** Begin MATERIAL TO PROCESS **
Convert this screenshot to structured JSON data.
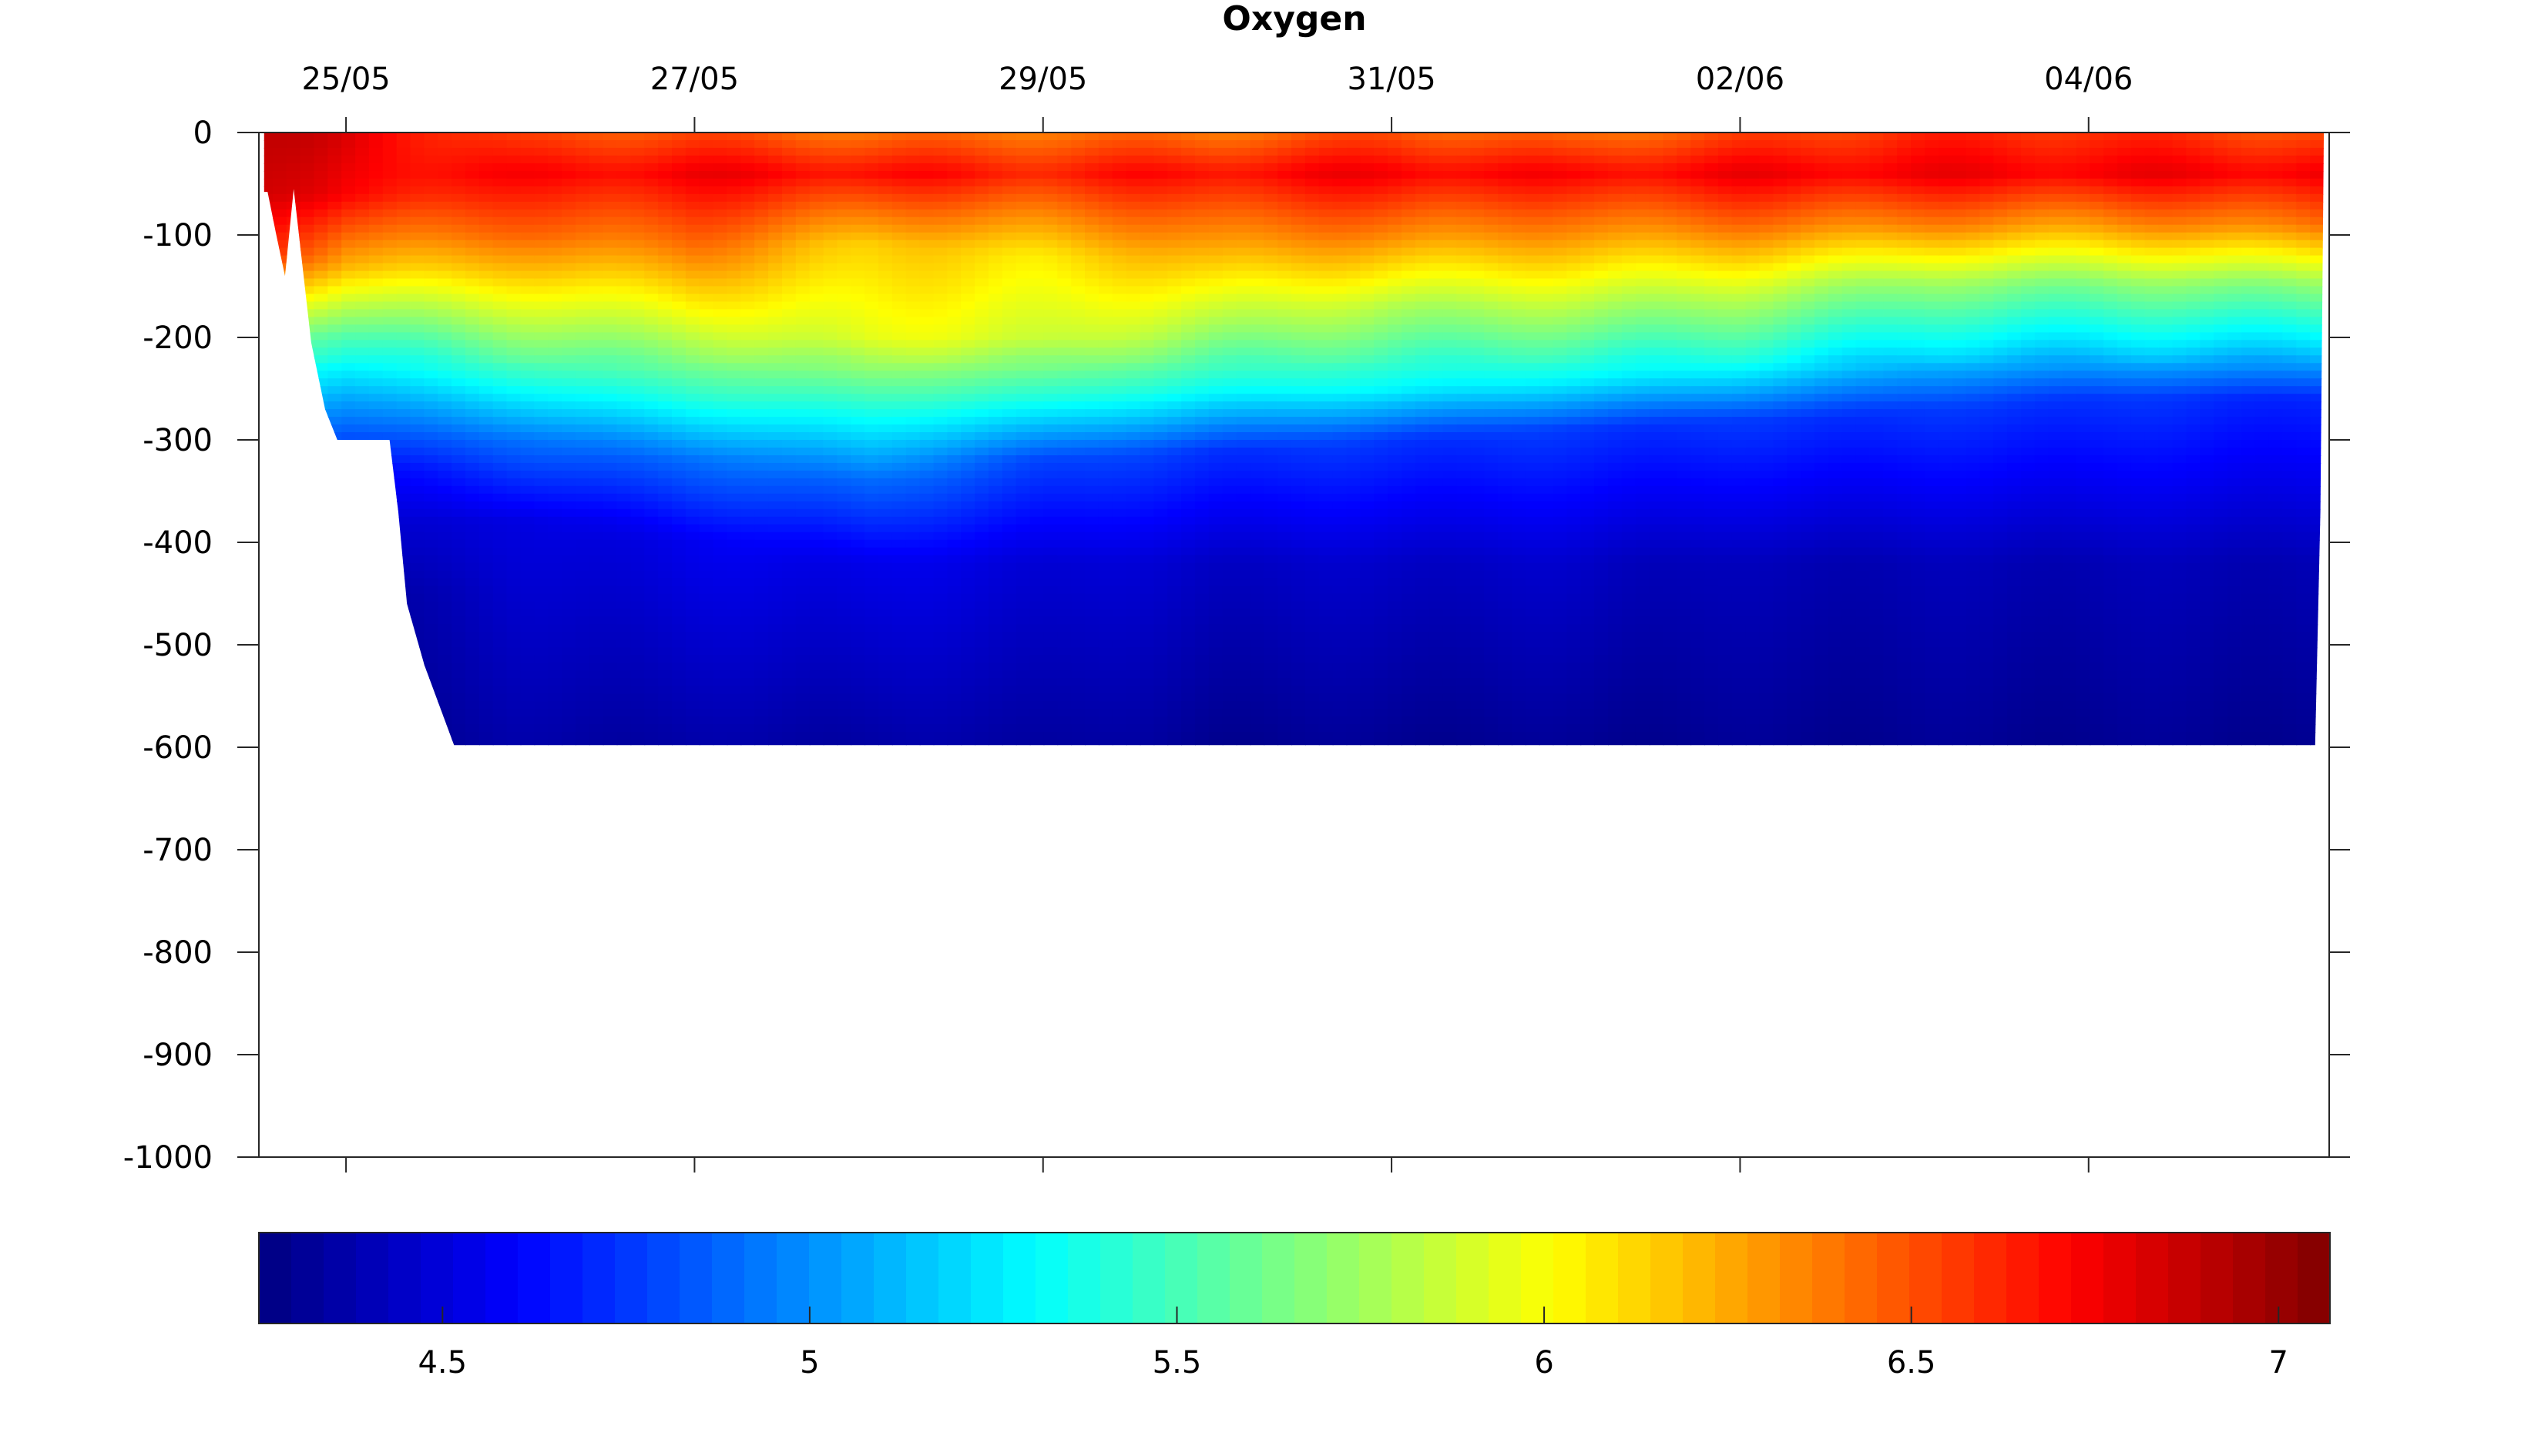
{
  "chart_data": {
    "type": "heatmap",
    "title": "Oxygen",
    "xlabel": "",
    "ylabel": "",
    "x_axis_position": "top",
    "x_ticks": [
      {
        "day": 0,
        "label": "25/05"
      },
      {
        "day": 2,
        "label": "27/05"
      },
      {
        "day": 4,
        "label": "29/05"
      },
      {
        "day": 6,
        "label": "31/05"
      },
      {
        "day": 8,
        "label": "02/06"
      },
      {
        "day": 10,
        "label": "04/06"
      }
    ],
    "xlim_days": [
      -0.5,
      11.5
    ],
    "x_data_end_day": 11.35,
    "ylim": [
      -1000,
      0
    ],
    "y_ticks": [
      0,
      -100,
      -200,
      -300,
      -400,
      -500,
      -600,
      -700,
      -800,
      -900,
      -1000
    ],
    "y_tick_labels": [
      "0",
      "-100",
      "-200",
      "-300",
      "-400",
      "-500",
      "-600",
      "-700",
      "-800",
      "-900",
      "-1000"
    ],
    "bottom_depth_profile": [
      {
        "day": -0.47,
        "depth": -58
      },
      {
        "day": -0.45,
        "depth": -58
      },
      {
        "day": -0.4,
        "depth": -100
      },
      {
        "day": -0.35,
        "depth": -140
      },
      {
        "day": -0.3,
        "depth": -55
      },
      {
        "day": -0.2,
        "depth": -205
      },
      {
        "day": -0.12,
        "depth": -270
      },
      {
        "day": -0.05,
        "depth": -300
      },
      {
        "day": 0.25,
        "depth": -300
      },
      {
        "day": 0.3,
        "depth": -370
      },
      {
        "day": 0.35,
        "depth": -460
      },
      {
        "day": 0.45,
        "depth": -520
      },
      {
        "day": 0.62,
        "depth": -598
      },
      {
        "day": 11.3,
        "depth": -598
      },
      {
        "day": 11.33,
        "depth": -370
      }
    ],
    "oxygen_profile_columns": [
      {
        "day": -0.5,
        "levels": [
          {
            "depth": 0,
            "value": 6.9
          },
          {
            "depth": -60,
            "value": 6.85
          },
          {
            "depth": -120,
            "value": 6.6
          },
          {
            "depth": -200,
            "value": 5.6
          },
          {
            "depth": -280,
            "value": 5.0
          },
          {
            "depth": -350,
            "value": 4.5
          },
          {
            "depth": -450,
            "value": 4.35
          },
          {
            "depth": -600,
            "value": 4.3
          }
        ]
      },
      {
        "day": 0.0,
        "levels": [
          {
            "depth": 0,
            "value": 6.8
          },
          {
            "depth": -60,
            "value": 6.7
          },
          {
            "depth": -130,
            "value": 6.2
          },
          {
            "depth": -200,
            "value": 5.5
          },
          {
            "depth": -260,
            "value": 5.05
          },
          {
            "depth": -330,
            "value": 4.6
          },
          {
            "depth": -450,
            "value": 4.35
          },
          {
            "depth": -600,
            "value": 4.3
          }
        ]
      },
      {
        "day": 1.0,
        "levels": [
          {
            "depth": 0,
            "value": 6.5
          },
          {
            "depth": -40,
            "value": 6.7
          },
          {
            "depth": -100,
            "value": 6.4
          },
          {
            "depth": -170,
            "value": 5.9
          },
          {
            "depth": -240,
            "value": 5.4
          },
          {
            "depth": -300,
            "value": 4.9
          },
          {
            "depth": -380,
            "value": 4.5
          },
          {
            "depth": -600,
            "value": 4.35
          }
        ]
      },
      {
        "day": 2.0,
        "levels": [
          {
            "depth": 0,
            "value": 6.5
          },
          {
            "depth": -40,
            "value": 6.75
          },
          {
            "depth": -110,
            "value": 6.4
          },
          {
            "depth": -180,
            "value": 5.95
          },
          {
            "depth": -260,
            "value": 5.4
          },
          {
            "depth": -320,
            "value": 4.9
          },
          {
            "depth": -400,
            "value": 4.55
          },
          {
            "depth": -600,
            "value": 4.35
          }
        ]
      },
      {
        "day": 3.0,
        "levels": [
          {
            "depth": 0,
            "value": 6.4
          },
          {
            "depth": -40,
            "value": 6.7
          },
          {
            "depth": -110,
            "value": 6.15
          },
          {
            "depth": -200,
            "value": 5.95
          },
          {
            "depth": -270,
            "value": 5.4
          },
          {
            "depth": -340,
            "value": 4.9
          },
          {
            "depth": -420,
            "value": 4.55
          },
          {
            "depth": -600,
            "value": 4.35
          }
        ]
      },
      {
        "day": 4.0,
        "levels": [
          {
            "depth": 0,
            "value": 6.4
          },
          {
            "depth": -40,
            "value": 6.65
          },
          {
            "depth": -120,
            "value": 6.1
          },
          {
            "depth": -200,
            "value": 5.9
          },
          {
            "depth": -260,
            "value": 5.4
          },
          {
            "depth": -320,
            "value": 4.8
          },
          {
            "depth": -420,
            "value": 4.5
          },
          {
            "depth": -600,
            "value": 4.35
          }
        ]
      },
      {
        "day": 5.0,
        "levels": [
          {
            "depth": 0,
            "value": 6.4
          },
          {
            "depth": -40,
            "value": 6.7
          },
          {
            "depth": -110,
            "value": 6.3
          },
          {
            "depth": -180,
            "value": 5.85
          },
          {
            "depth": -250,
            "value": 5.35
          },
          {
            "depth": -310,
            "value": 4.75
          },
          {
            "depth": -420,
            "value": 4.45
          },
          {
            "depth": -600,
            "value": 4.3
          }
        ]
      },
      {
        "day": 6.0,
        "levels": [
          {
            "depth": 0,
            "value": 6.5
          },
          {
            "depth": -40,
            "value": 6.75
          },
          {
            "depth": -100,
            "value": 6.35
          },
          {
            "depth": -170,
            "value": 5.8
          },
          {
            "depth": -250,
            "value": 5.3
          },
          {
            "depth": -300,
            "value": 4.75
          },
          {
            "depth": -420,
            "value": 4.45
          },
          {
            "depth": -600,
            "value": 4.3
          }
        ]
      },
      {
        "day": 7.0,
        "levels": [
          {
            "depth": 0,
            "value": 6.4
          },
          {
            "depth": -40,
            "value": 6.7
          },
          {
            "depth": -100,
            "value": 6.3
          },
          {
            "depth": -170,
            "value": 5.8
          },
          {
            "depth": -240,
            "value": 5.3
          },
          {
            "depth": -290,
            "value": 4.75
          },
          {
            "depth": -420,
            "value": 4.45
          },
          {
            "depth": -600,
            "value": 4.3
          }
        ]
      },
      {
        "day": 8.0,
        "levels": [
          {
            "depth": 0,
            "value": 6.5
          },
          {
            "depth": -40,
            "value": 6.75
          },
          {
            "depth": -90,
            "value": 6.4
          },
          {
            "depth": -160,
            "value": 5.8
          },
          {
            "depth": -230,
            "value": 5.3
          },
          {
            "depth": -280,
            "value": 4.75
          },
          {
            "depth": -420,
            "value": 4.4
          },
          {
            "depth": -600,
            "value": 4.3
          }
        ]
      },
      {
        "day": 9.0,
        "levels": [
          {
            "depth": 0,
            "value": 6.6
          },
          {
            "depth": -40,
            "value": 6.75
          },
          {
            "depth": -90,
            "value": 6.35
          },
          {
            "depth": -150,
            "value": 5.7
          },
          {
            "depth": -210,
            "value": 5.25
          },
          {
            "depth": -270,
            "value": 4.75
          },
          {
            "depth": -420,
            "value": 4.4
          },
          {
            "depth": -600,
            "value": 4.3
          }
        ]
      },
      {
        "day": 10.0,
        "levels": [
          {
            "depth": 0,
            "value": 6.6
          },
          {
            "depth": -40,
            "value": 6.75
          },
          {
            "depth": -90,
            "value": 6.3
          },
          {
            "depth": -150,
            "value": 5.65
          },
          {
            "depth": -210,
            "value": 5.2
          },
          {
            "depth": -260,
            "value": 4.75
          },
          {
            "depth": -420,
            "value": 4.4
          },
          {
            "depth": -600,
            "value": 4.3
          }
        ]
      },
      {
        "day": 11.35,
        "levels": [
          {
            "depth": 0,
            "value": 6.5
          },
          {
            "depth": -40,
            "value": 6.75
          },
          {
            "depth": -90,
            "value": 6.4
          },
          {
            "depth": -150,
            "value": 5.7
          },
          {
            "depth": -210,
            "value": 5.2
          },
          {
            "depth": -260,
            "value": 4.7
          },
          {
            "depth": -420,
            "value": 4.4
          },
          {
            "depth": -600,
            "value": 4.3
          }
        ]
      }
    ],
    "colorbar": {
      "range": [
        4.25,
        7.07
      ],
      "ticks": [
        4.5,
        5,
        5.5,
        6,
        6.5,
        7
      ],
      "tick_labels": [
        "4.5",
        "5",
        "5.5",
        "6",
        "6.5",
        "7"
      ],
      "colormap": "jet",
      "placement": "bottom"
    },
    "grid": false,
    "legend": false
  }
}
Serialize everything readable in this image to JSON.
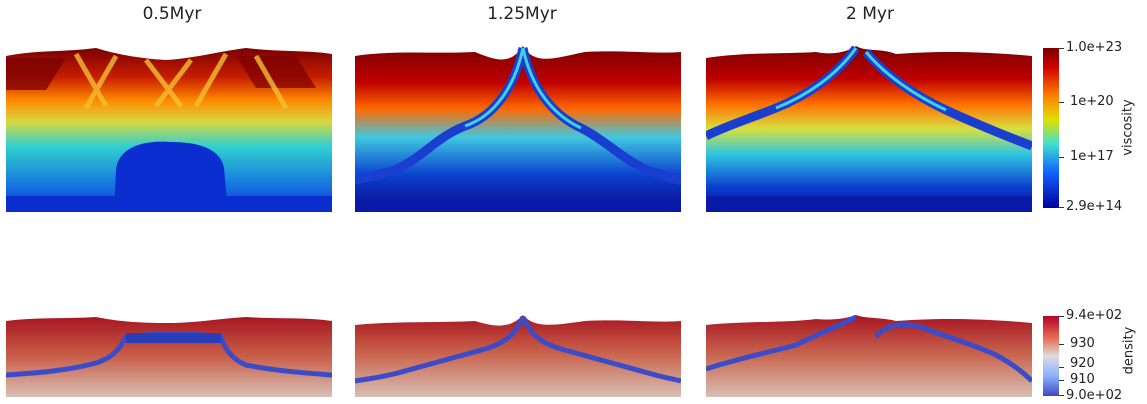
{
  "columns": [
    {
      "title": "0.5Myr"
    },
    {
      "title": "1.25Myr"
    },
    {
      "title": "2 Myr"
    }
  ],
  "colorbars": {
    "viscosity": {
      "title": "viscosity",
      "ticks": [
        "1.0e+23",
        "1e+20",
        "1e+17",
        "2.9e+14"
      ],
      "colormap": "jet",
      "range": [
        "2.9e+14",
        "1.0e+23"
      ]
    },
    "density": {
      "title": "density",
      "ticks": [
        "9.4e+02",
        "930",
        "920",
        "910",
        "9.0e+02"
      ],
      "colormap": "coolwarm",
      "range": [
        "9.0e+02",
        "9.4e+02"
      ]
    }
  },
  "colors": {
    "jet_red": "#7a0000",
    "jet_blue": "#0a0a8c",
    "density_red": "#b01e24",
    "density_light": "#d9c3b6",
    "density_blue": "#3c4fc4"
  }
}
** End MATERIAL TO PROCESS **
**TASK INSTRUCTIONS:** In the lines above, locate the string "title". Copy every line where it occurs.

**RESULT FOR THIS TASK:**
    "title": "Oxygen",
      "title": "0.5Myr"
      "title": "1.25Myr"
      "title": "2 Myr"
      "title": "viscosity",
      "title": "density",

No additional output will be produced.